> _Goal_: Without the pictures, write out all the lines below exactly as they appear.

> _Items from a data source_:
-----

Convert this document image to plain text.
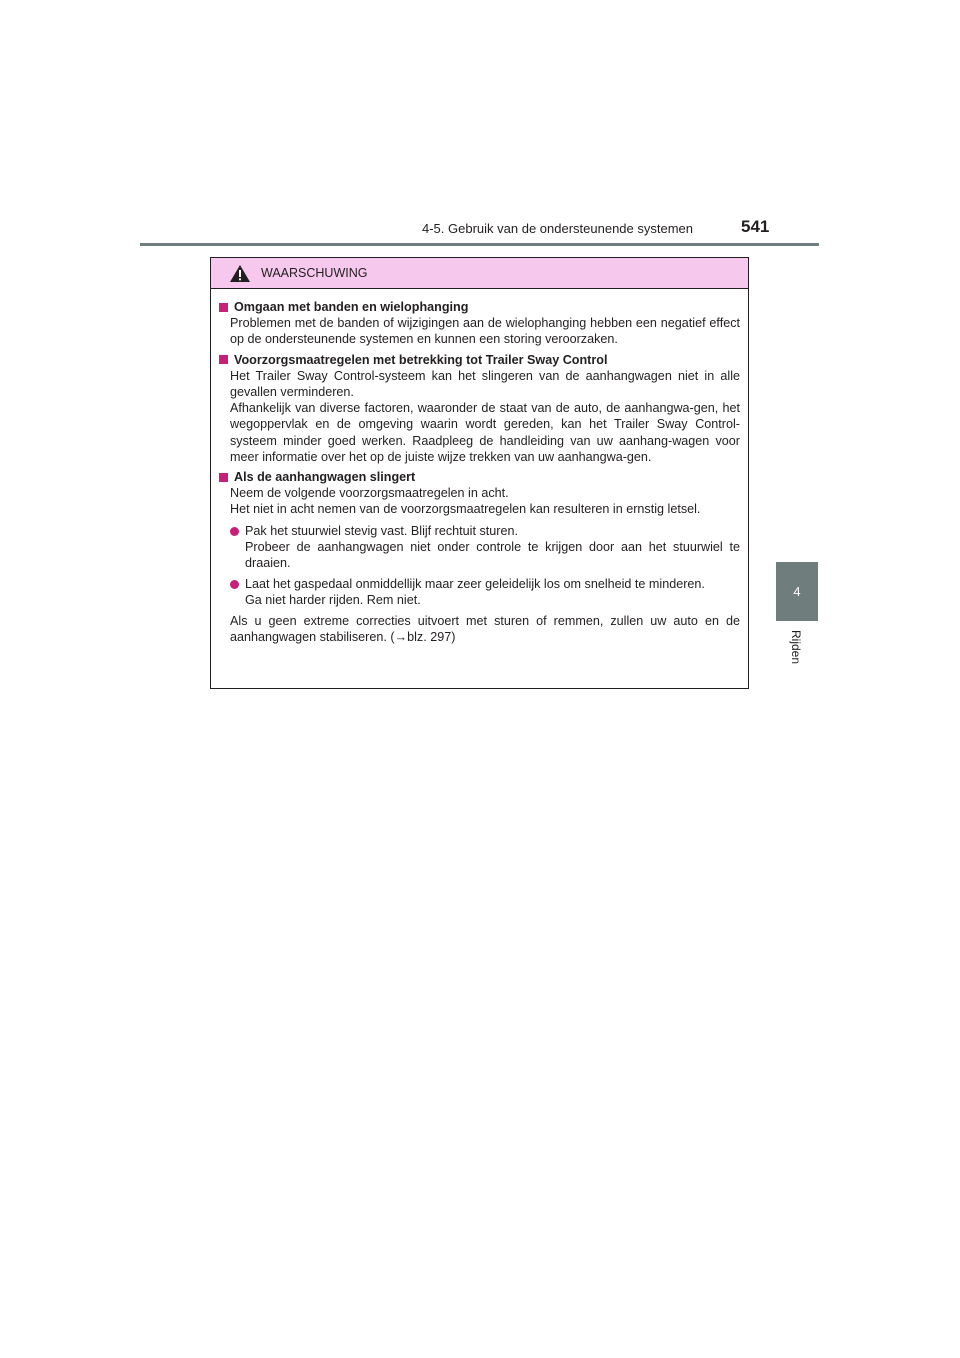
4-5. Gebruik van de ondersteunende systemen	541
4
Rijden
WAARSCHUWING
Omgaan met banden en wielophanging

Problemen met de banden of wijzigingen aan de wielophanging hebben een negatief effect op de ondersteunende systemen en kunnen een storing veroorzaken.

Voorzorgsmaatregelen met betrekking tot Trailer Sway Control

Het Trailer Sway Control-systeem kan het slingeren van de aanhangwagen niet in alle gevallen verminderen.

Afhankelijk van diverse factoren, waaronder de staat van de auto, de aanhangwa-gen, het wegoppervlak en de omgeving waarin wordt gereden, kan het Trailer Sway Control-systeem minder goed werken. Raadpleeg de handleiding van uw aanhang-wagen voor meer informatie over het op de juiste wijze trekken van uw aanhangwa-gen.

Als de aanhangwagen slingert

Neem de volgende voorzorgsmaatregelen in acht.

Het niet in acht nemen van de voorzorgsmaatregelen kan resulteren in ernstig letsel.

Pak het stuurwiel stevig vast. Blijf rechtuit sturen.

Probeer de aanhangwagen niet onder controle te krijgen door aan het stuurwiel te draaien.

Laat het gaspedaal onmiddellijk maar zeer geleidelijk los om snelheid te minderen.

Ga niet harder rijden. Rem niet.

Als u geen extreme correcties uitvoert met sturen of remmen, zullen uw auto en de aanhangwagen stabiliseren. (→blz. 297)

-----

> _Written response_:
Convert this document image to plain text.
4-5. Gebruik van de ondersteunende systemen	541
4
Rijden
WAARSCHUWING
Omgaan met banden en wielophanging

Problemen met de banden of wijzigingen aan de wielophanging hebben een negatief effect op de ondersteunende systemen en kunnen een storing veroorzaken.

Voorzorgsmaatregelen met betrekking tot Trailer Sway Control

Het Trailer Sway Control-systeem kan het slingeren van de aanhangwagen niet in alle gevallen verminderen.

Afhankelijk van diverse factoren, waaronder de staat van de auto, de aanhangwa-gen, het wegoppervlak en de omgeving waarin wordt gereden, kan het Trailer Sway Control-systeem minder goed werken. Raadpleeg de handleiding van uw aanhang-wagen voor meer informatie over het op de juiste wijze trekken van uw aanhangwa-gen.

Als de aanhangwagen slingert

Neem de volgende voorzorgsmaatregelen in acht.

Het niet in acht nemen van de voorzorgsmaatregelen kan resulteren in ernstig letsel.

Pak het stuurwiel stevig vast. Blijf rechtuit sturen.

Probeer de aanhangwagen niet onder controle te krijgen door aan het stuurwiel te draaien.

Laat het gaspedaal onmiddellijk maar zeer geleidelijk los om snelheid te minderen.

Ga niet harder rijden. Rem niet.

Als u geen extreme correcties uitvoert met sturen of remmen, zullen uw auto en de aanhangwagen stabiliseren. (→blz. 297)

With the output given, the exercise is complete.